## What you will do
1 > In the Parsi New Year column, copy the passage starting at "But, obviously she" and ending at "the back gate?".
2 > According to the Parsi New Year column, what did Parsis wish their family members? List each one.
3 > In the Parsi New Year column, where was JRD Tata's sister Rodabeh Sawhney living?

┌─ Page excerpt

On the occasion of Parsi New Year yesterday we dedicate this column to some of the extraordinary Parsis we have known over the years for their  qualities of grace, good humour and gentleness -- traits the entire community is known for

>> Top of my list has to be the Father of Indian industry -- JRD Tata. This anecdote is from the winter of his life and demonstrates his extraordinary consideration for others. Well into his 80s, JRD would be a lonely silhouette when he would drop in to see his younger sister Rodabeh Sawhney who was living alone at Mumbai’s Taj after the loss of her husband. The story was narrated to us by a Taj housekeeper.

A mother holds her son in a tight embrace on the occasion  of Parsi New Year. Parsis all over the city visited fire temples and wished family members health, wealth and prosperity. Pic/Shadab Khan

One evening, she says she picked up her courage and said to JRD, “Sir, wouldn’t it be better if your sister could be moved to a sea-facing room. That way she can pass her time looking outside at the Gateway and all the hustle and bustle there. I’m sure the hotel would not charge extra for it.” As she tells it, on hearing this Tata flared up: “What do you mean the hotel would not charge extra for it,” he reproached the mortified woman. “The Tatas do charity, they do not take charity!” he said. One can imagine the plight of the poor housekeeper after that. Not only was Tata her chairman at that time but an adored leader of his community.

But, obviously she was not alone in her discomfort. Come punch out time for the employees and lo and behold -- what did she see outside the back gate?

└─
┌─ Study material

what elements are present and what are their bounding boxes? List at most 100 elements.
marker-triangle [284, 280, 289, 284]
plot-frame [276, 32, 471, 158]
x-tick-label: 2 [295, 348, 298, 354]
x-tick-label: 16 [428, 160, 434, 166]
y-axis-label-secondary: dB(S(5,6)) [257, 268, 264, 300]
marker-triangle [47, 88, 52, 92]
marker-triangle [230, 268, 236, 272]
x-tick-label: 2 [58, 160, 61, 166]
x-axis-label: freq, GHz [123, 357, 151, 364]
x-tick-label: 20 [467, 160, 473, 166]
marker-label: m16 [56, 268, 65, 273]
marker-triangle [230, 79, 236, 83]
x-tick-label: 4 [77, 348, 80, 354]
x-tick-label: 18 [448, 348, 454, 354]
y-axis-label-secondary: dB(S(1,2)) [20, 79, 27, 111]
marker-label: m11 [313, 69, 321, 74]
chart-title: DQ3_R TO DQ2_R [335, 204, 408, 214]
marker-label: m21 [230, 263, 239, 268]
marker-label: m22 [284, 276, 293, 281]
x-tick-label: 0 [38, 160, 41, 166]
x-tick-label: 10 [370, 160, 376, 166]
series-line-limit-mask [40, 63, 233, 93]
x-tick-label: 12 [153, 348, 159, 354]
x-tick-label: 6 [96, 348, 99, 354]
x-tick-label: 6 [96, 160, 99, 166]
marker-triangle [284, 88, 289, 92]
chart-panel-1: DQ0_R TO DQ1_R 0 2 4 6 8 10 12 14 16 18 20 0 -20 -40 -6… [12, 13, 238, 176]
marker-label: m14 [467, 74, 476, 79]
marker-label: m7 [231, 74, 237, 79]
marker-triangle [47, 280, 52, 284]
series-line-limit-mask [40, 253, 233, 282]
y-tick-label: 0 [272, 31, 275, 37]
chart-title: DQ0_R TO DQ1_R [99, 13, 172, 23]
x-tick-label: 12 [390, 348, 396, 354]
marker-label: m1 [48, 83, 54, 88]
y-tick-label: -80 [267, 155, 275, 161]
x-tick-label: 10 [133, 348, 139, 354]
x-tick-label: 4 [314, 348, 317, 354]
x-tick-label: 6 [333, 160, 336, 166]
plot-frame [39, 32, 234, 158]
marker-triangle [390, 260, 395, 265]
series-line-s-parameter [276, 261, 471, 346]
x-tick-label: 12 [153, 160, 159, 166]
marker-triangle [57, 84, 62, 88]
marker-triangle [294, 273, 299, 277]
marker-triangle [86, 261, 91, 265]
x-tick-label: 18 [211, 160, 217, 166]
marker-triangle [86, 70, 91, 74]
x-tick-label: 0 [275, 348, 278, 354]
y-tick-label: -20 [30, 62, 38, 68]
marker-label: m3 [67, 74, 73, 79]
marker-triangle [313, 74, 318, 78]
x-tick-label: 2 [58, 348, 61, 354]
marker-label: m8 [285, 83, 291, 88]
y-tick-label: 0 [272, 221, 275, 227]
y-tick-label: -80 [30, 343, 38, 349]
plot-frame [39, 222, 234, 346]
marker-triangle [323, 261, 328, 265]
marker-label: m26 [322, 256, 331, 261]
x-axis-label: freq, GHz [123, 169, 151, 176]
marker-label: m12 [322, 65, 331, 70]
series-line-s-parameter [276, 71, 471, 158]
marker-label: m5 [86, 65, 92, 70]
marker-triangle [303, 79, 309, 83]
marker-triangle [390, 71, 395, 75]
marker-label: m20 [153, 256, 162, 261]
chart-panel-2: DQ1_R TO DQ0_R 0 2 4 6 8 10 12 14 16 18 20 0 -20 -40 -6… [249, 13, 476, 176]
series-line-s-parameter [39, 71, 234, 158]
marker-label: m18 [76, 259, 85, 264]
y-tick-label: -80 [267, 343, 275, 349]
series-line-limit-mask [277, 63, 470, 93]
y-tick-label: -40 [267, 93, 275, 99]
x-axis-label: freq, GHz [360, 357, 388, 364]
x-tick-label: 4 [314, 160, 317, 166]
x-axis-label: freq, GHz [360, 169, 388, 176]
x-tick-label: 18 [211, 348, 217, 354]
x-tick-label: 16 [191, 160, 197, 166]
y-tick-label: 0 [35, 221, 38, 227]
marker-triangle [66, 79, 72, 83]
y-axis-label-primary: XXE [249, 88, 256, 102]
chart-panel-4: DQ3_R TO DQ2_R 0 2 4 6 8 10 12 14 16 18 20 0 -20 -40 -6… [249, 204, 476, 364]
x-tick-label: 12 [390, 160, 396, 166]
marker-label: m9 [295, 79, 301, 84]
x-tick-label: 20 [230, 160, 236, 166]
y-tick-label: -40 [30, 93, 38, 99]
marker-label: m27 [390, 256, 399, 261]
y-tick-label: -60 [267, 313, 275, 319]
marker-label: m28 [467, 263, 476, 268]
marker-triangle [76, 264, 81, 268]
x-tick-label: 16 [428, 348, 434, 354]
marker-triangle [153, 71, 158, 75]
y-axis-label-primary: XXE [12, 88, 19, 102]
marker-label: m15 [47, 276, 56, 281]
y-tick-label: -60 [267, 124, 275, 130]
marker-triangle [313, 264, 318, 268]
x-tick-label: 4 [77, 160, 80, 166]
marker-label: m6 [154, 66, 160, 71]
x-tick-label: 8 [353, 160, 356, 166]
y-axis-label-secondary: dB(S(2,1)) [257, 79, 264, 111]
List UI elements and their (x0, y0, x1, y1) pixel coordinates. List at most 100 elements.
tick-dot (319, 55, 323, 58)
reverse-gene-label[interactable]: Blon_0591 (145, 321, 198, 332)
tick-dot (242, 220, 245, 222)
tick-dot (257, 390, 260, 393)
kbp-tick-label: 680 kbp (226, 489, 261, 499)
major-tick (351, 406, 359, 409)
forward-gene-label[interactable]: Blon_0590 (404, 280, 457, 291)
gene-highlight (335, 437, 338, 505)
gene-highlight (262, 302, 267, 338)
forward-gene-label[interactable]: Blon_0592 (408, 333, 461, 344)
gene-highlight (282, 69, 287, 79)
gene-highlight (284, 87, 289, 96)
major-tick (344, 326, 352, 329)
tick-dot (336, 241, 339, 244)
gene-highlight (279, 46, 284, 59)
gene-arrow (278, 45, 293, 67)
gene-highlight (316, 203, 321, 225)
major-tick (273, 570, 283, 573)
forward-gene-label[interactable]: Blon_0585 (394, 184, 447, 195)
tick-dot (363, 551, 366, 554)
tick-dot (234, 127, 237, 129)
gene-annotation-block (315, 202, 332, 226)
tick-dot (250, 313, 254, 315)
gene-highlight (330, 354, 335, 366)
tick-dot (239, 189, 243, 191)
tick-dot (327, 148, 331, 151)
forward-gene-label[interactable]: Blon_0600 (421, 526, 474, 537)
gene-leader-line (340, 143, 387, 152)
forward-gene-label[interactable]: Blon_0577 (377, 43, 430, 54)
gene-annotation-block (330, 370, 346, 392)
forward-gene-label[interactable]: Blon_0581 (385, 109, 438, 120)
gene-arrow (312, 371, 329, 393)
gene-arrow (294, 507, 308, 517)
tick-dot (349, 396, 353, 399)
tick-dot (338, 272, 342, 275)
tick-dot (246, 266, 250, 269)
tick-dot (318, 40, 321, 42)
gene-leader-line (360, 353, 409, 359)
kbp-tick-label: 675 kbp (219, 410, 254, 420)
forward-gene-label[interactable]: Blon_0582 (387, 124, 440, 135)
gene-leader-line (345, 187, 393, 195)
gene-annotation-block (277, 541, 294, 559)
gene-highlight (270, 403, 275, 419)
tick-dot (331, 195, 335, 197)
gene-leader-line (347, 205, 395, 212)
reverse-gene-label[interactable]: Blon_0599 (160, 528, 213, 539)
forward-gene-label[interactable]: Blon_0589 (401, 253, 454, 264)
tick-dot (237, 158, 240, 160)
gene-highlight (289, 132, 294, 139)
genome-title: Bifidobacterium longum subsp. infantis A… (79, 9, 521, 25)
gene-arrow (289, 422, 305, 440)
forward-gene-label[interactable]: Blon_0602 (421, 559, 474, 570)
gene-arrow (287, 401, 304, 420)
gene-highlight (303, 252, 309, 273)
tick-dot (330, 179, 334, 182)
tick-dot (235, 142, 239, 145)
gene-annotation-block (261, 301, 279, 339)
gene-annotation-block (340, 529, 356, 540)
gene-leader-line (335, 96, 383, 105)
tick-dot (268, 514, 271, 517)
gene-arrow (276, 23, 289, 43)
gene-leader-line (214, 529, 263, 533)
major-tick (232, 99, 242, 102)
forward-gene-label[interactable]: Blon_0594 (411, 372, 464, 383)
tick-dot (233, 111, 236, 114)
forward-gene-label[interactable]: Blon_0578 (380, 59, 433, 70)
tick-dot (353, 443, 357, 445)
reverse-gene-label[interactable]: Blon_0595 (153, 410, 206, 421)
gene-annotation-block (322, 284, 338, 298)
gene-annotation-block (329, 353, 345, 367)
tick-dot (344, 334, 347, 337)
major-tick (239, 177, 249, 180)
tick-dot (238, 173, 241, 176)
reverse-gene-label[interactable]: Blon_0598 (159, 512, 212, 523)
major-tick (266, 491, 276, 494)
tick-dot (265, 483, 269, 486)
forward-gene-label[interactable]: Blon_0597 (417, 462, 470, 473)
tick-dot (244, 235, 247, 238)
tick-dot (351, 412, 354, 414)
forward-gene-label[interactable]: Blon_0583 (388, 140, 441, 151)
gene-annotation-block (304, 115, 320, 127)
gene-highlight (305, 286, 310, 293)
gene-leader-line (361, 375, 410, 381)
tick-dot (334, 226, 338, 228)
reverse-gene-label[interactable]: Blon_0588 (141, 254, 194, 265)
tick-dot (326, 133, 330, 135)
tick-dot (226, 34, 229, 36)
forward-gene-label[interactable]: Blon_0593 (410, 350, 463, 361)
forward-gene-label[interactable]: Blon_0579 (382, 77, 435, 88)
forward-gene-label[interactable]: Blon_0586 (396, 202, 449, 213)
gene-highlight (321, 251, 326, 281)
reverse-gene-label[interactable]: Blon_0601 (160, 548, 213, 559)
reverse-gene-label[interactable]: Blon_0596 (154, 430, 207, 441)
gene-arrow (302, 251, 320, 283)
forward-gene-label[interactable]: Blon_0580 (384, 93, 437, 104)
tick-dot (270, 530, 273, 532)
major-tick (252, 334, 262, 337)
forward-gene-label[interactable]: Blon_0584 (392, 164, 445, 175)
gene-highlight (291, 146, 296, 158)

└─

## Solutions for each task
1 >
But, obviously she was not alone in her discomfort. Come punch out time for the employees and lo and behold -- what did she see outside the back gate?

2 >
Health
Wealth
Prosperity

3 > She was living alone at Mumbai's Taj after losing her husband.